- **Figure content listings**
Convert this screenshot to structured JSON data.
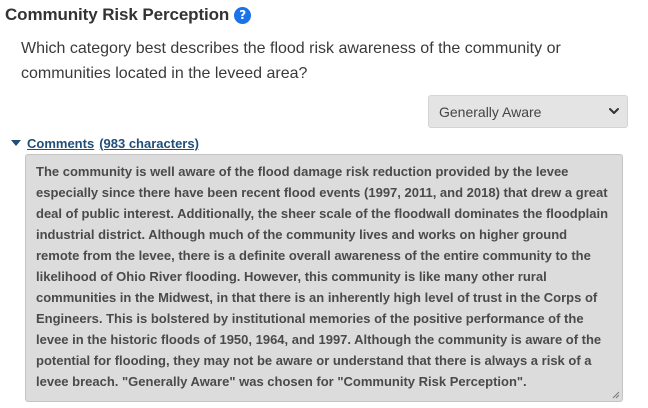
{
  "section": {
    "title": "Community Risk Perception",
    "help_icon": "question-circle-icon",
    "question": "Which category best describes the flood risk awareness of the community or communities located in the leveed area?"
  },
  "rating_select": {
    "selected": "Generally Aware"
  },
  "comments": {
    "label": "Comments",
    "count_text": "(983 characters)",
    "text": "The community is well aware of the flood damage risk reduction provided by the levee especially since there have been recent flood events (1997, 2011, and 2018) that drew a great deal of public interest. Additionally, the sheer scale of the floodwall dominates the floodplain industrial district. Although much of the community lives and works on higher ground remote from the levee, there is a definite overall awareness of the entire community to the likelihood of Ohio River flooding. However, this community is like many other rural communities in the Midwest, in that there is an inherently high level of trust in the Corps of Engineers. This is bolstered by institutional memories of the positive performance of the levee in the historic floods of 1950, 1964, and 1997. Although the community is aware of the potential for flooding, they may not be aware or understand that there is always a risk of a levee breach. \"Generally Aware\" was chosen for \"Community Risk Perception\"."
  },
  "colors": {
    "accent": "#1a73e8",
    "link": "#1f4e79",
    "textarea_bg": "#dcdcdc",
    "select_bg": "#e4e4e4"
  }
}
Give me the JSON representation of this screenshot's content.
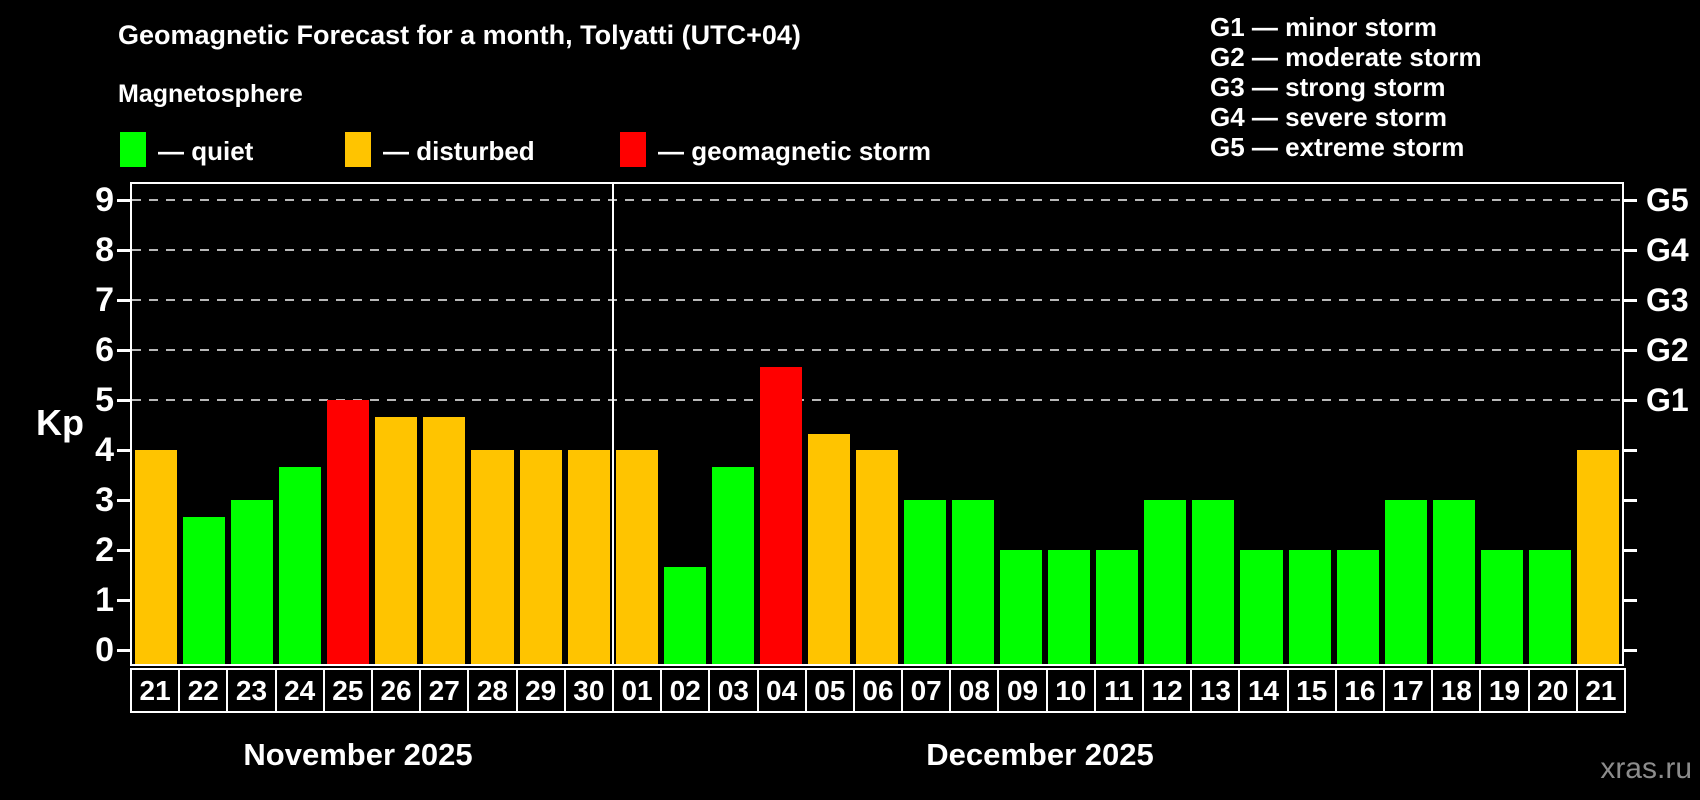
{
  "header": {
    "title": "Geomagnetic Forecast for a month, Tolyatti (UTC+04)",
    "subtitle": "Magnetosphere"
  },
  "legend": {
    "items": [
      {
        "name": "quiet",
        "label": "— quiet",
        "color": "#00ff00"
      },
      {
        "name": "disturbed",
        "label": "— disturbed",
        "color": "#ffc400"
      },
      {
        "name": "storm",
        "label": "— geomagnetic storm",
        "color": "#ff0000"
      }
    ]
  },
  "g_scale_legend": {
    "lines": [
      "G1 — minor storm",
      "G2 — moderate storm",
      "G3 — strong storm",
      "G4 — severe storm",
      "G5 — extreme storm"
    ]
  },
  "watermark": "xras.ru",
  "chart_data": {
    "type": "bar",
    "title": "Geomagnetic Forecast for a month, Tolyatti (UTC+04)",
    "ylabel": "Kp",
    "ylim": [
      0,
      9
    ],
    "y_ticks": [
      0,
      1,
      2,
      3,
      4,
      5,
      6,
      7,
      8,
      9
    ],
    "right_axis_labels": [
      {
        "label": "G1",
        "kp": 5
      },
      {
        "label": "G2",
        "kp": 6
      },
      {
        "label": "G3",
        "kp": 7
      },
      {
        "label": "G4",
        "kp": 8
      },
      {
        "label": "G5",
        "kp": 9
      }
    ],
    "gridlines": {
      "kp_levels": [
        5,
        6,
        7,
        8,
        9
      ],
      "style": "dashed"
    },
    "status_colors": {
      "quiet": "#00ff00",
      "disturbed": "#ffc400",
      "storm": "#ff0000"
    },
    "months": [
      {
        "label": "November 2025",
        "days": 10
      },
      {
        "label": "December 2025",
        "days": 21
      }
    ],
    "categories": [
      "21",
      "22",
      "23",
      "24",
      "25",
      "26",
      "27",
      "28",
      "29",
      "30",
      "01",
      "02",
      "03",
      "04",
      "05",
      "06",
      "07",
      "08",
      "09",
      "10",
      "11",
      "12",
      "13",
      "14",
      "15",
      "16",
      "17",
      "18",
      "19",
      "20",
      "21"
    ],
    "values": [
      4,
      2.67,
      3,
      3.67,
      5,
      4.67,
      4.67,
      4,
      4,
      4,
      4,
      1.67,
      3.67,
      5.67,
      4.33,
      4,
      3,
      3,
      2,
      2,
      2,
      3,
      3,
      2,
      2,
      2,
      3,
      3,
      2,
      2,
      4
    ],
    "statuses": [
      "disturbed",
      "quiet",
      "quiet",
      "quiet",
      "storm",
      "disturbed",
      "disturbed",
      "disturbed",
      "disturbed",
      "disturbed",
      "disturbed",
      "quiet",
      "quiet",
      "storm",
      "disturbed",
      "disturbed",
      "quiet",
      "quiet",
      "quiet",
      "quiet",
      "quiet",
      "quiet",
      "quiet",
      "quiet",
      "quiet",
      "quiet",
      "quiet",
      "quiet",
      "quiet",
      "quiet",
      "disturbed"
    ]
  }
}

- **OBJECTIVE**
Identify each line in the records above that contains the word "JSON", and copy it out in full.

- **SOLUTION**
Convert this screenshot to structured JSON data.
Give me the JSON representation of this screenshot's content.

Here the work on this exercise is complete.